§ Aufgabe 1: In welcher Form muss der Lehrvertrag laut der Quelle abgeschlossen werden?

§ Quelle:
Ist der passende Lehrling gefunden, steht einer erfolgreichen Ausbildung nichts mehr im Wege. Doch dabei muss der Ausbildungsbetrieb die besonderen gesetzlichen Regeln für Lehrlinge und Minderjährige beachten.

Lesedauer: 5 Minuten

24.08.2023

Der Lehrvertrag zwischen dem:r Lehrberechtigten und dem Lehrling muss auf jeden Fall in schriftlicher Form abgeschlossen werden. Ist der Lehrling noch minderjährig, muss auch sein:e gesetzliche:r Vertreter:in den Lehrvertrag unterschreiben. Die Lehrlingsstelle der Wirtschaftskammer Wien bietet dafür die Möglichkeit an, die Lehrvertragsanmeldung (auch Lehrvertragsänderungen und Auflösungen) digital im Online-Portal unkompliziert zu erledigen.

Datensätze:

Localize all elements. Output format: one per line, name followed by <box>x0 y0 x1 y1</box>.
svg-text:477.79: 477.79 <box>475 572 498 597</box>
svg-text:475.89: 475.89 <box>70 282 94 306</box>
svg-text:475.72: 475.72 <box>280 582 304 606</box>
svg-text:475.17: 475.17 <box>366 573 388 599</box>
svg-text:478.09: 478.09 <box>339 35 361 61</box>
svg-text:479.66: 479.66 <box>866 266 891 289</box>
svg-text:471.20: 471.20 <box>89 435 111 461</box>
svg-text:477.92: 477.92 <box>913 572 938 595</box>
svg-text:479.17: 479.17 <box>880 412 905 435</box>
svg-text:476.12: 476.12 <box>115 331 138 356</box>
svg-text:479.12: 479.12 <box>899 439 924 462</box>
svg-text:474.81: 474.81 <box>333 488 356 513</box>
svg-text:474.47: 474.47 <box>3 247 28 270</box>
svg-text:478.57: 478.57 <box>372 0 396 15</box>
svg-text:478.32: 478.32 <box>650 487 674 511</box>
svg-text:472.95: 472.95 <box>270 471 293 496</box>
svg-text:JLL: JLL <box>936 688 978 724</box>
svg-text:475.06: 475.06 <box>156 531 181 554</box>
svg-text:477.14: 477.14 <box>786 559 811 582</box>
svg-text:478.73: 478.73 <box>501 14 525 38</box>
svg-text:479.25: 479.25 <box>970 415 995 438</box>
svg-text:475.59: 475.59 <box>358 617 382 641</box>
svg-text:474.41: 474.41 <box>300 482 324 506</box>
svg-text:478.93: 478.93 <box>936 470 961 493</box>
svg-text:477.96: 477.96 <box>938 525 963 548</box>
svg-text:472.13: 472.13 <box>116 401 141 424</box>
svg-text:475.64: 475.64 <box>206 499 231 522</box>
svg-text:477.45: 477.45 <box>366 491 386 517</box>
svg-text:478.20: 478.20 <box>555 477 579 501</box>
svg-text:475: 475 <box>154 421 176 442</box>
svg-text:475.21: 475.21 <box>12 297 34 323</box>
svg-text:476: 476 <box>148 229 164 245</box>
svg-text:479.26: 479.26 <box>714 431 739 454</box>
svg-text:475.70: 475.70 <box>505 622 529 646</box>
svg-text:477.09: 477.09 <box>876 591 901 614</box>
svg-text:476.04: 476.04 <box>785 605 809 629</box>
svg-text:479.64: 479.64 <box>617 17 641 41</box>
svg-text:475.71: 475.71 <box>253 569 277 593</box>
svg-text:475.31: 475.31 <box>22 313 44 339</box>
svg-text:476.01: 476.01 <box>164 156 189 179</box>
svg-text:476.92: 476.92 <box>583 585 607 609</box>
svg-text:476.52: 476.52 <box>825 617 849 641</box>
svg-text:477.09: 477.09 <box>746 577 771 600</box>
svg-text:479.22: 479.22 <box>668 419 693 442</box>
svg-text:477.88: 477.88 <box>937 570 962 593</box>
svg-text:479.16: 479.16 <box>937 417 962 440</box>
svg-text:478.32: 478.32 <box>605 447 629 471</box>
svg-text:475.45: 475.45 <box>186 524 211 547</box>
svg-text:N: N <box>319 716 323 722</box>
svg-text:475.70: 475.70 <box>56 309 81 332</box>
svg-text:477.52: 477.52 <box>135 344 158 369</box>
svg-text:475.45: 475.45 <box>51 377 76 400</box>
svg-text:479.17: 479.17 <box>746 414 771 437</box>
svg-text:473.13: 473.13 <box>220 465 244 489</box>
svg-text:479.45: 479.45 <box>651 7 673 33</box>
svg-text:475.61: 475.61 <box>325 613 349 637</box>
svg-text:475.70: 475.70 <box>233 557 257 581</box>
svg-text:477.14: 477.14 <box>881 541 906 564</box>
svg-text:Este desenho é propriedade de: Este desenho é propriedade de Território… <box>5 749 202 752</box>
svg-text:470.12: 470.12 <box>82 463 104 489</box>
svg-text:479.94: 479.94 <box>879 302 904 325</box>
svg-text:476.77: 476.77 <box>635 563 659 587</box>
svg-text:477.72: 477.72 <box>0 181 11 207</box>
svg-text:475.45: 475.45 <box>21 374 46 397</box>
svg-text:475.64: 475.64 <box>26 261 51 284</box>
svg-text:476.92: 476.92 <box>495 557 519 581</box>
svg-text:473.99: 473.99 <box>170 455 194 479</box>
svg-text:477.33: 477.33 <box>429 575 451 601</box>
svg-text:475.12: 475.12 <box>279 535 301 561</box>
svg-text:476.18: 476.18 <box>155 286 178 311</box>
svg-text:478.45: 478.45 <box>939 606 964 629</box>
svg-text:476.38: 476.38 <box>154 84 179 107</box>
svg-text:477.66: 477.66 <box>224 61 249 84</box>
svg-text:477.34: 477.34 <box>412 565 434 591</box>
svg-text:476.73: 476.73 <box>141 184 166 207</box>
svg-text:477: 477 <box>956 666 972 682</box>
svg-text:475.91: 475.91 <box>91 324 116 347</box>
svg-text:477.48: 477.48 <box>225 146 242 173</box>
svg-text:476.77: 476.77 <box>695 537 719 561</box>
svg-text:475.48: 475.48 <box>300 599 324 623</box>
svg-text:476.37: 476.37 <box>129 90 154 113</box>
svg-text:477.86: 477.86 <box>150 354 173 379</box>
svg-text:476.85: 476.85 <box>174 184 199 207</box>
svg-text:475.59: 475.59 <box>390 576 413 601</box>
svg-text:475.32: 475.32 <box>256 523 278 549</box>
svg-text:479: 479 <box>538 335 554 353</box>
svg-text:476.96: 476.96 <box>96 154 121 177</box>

§ Aufgabe 2: Gib die Zeilen der Auflistung wortgetreu wieder, vom Anfang der Auflistung bis einschließlich der Zeile, die „svg-text:478.32: 478.32 <box>650“ enthält.

§ Richtige Antwort 1: In schriftlicher Form.

§ Richtige Antwort 2:
Localize all elements. Output format: one per line, name followed by <box>x0 y0 x1 y1</box>.
svg-text:477.79: 477.79 <box>475 572 498 597</box>
svg-text:475.89: 475.89 <box>70 282 94 306</box>
svg-text:475.72: 475.72 <box>280 582 304 606</box>
svg-text:475.17: 475.17 <box>366 573 388 599</box>
svg-text:478.09: 478.09 <box>339 35 361 61</box>
svg-text:479.66: 479.66 <box>866 266 891 289</box>
svg-text:471.20: 471.20 <box>89 435 111 461</box>
svg-text:477.92: 477.92 <box>913 572 938 595</box>
svg-text:479.17: 479.17 <box>880 412 905 435</box>
svg-text:476.12: 476.12 <box>115 331 138 356</box>
svg-text:479.12: 479.12 <box>899 439 924 462</box>
svg-text:474.81: 474.81 <box>333 488 356 513</box>
svg-text:474.47: 474.47 <box>3 247 28 270</box>
svg-text:478.57: 478.57 <box>372 0 396 15</box>
svg-text:478.32: 478.32 <box>650 487 674 511</box>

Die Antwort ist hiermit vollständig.